- **Problem details**: Print all of the data exactly as written.

- **Data provided**:
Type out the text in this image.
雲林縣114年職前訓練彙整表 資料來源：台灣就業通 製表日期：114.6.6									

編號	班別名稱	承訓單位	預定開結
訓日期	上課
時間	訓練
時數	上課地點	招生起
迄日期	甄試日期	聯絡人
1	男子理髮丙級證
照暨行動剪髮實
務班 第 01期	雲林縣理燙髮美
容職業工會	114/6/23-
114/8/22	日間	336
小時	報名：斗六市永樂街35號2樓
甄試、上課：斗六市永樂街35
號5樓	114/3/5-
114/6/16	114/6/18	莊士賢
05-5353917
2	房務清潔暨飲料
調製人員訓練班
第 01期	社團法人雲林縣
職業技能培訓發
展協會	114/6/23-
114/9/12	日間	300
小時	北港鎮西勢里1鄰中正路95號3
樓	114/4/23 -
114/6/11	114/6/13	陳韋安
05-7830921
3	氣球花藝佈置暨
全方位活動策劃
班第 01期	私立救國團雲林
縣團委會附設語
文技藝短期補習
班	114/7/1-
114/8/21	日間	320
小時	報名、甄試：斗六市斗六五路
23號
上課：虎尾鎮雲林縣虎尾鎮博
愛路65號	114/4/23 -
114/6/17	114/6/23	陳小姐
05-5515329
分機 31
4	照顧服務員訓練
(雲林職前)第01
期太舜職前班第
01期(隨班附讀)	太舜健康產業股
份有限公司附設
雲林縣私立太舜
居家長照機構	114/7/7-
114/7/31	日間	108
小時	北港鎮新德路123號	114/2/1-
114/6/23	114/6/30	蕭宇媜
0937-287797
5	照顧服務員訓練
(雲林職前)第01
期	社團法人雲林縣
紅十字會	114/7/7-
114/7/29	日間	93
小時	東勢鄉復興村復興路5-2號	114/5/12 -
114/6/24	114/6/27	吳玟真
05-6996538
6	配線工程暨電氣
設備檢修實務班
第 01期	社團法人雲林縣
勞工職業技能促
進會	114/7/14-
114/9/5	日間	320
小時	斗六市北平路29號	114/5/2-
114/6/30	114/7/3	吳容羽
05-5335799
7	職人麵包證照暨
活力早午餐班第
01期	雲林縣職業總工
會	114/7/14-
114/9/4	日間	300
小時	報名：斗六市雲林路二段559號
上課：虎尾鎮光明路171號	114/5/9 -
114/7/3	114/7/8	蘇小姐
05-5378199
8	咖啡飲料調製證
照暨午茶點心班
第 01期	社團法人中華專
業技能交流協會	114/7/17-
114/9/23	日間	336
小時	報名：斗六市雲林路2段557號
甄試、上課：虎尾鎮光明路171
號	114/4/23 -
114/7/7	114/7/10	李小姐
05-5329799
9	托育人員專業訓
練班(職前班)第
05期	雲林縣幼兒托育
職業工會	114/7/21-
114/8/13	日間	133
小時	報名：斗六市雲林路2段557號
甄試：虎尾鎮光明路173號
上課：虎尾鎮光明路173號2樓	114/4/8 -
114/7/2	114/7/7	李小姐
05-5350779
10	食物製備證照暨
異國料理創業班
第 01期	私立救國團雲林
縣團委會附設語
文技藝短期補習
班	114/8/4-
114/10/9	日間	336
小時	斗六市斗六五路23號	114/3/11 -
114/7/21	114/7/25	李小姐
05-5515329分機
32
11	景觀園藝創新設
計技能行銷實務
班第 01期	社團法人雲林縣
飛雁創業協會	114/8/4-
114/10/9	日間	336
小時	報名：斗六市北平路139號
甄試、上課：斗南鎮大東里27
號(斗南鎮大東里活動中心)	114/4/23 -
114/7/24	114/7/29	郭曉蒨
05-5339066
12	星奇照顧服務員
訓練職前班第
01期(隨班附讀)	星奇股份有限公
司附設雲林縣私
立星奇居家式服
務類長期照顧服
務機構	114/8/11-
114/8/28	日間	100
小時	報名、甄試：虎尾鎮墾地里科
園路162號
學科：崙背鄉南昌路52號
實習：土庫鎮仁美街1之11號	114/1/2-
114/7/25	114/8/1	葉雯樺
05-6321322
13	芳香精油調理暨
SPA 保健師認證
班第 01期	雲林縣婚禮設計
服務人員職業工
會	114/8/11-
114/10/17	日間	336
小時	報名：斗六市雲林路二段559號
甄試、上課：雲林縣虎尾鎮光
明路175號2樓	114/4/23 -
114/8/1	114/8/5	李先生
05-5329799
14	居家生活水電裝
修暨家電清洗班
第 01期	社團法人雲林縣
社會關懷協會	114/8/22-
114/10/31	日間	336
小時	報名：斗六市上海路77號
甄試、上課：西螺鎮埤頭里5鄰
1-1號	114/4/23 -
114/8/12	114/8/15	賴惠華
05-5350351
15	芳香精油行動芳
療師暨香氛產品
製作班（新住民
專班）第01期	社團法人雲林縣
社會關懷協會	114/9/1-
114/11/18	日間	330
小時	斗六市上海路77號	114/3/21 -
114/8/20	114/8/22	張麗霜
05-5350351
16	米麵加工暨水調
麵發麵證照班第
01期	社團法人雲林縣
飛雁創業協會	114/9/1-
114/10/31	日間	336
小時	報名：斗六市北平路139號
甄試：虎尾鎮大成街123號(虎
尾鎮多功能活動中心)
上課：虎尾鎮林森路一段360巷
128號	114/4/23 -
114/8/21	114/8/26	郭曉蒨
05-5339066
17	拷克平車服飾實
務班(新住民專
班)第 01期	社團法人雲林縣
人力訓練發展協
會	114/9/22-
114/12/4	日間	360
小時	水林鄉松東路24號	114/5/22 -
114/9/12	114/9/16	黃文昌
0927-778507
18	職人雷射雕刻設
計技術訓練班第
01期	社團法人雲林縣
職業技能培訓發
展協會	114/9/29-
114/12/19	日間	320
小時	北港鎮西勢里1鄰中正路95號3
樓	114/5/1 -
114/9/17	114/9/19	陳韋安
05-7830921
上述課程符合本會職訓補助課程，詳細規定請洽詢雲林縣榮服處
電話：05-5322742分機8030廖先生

- **Expected answer**:
Type out the text in this image.
雲林縣114年職前訓練彙整表 資料來源：台灣就業通 製表日期：114.6.6									

編號	班別名稱	承訓單位	預定開結
訓日期	上課
時間	訓練
時數	上課地點	招生起
迄日期	甄試日期	聯絡人
1	男子理髮丙級證
照暨行動剪髮實
務班 第 01期	雲林縣理燙髮美
容職業工會	114/6/23-
114/8/22	日間	336
小時	報名：斗六市永樂街35號2樓
甄試、上課：斗六市永樂街35
號5樓	114/3/5-
114/6/16	114/6/18	莊士賢
05-5353917
2	房務清潔暨飲料
調製人員訓練班
第 01期	社團法人雲林縣
職業技能培訓發
展協會	114/6/23-
114/9/12	日間	300
小時	北港鎮西勢里1鄰中正路95號3
樓	114/4/23 -
114/6/11	114/6/13	陳韋安
05-7830921
3	氣球花藝佈置暨
全方位活動策劃
班第 01期	私立救國團雲林
縣團委會附設語
文技藝短期補習
班	114/7/1-
114/8/21	日間	320
小時	報名、甄試：斗六市斗六五路
23號
上課：虎尾鎮雲林縣虎尾鎮博
愛路65號	114/4/23 -
114/6/17	114/6/23	陳小姐
05-5515329
分機 31
4	照顧服務員訓練
(雲林職前)第01
期太舜職前班第
01期(隨班附讀)	太舜健康產業股
份有限公司附設
雲林縣私立太舜
居家長照機構	114/7/7-
114/7/31	日間	108
小時	北港鎮新德路123號	114/2/1-
114/6/23	114/6/30	蕭宇媜
0937-287797
5	照顧服務員訓練
(雲林職前)第01
期	社團法人雲林縣
紅十字會	114/7/7-
114/7/29	日間	93
小時	東勢鄉復興村復興路5-2號	114/5/12 -
114/6/24	114/6/27	吳玟真
05-6996538
6	配線工程暨電氣
設備檢修實務班
第 01期	社團法人雲林縣
勞工職業技能促
進會	114/7/14-
114/9/5	日間	320
小時	斗六市北平路29號	114/5/2-
114/6/30	114/7/3	吳容羽
05-5335799
7	職人麵包證照暨
活力早午餐班第
01期	雲林縣職業總工
會	114/7/14-
114/9/4	日間	300
小時	報名：斗六市雲林路二段559號
上課：虎尾鎮光明路171號	114/5/9 -
114/7/3	114/7/8	蘇小姐
05-5378199
8	咖啡飲料調製證
照暨午茶點心班
第 01期	社團法人中華專
業技能交流協會	114/7/17-
114/9/23	日間	336
小時	報名：斗六市雲林路2段557號
甄試、上課：虎尾鎮光明路171
號	114/4/23 -
114/7/7	114/7/10	李小姐
05-5329799
9	托育人員專業訓
練班(職前班)第
05期	雲林縣幼兒托育
職業工會	114/7/21-
114/8/13	日間	133
小時	報名：斗六市雲林路2段557號
甄試：虎尾鎮光明路173號
上課：虎尾鎮光明路173號2樓	114/4/8 -
114/7/2	114/7/7	李小姐
05-5350779
10	食物製備證照暨
異國料理創業班
第 01期	私立救國團雲林
縣團委會附設語
文技藝短期補習
班	114/8/4-
114/10/9	日間	336
小時	斗六市斗六五路23號	114/3/11 -
114/7/21	114/7/25	李小姐
05-5515329分機
32
11	景觀園藝創新設
計技能行銷實務
班第 01期	社團法人雲林縣
飛雁創業協會	114/8/4-
114/10/9	日間	336
小時	報名：斗六市北平路139號
甄試、上課：斗南鎮大東里27
號(斗南鎮大東里活動中心)	114/4/23 -
114/7/24	114/7/29	郭曉蒨
05-5339066
12	星奇照顧服務員
訓練職前班第
01期(隨班附讀)	星奇股份有限公
司附設雲林縣私
立星奇居家式服
務類長期照顧服
務機構	114/8/11-
114/8/28	日間	100
小時	報名、甄試：虎尾鎮墾地里科
園路162號
學科：崙背鄉南昌路52號
實習：土庫鎮仁美街1之11號	114/1/2-
114/7/25	114/8/1	葉雯樺
05-6321322
13	芳香精油調理暨
SPA 保健師認證
班第 01期	雲林縣婚禮設計
服務人員職業工
會	114/8/11-
114/10/17	日間	336
小時	報名：斗六市雲林路二段559號
甄試、上課：雲林縣虎尾鎮光
明路175號2樓	114/4/23 -
114/8/1	114/8/5	李先生
05-5329799
14	居家生活水電裝
修暨家電清洗班
第 01期	社團法人雲林縣
社會關懷協會	114/8/22-
114/10/31	日間	336
小時	報名：斗六市上海路77號
甄試、上課：西螺鎮埤頭里5鄰
1-1號	114/4/23 -
114/8/12	114/8/15	賴惠華
05-5350351
15	芳香精油行動芳
療師暨香氛產品
製作班（新住民
專班）第01期	社團法人雲林縣
社會關懷協會	114/9/1-
114/11/18	日間	330
小時	斗六市上海路77號	114/3/21 -
114/8/20	114/8/22	張麗霜
05-5350351
16	米麵加工暨水調
麵發麵證照班第
01期	社團法人雲林縣
飛雁創業協會	114/9/1-
114/10/31	日間	336
小時	報名：斗六市北平路139號
甄試：虎尾鎮大成街123號(虎
尾鎮多功能活動中心)
上課：虎尾鎮林森路一段360巷
128號	114/4/23 -
114/8/21	114/8/26	郭曉蒨
05-5339066
17	拷克平車服飾實
務班(新住民專
班)第 01期	社團法人雲林縣
人力訓練發展協
會	114/9/22-
114/12/4	日間	360
小時	水林鄉松東路24號	114/5/22 -
114/9/12	114/9/16	黃文昌
0927-778507
18	職人雷射雕刻設
計技術訓練班第
01期	社團法人雲林縣
職業技能培訓發
展協會	114/9/29-
114/12/19	日間	320
小時	北港鎮西勢里1鄰中正路95號3
樓	114/5/1 -
114/9/17	114/9/19	陳韋安
05-7830921
上述課程符合本會職訓補助課程，詳細規定請洽詢雲林縣榮服處
電話：05-5322742分機8030廖先生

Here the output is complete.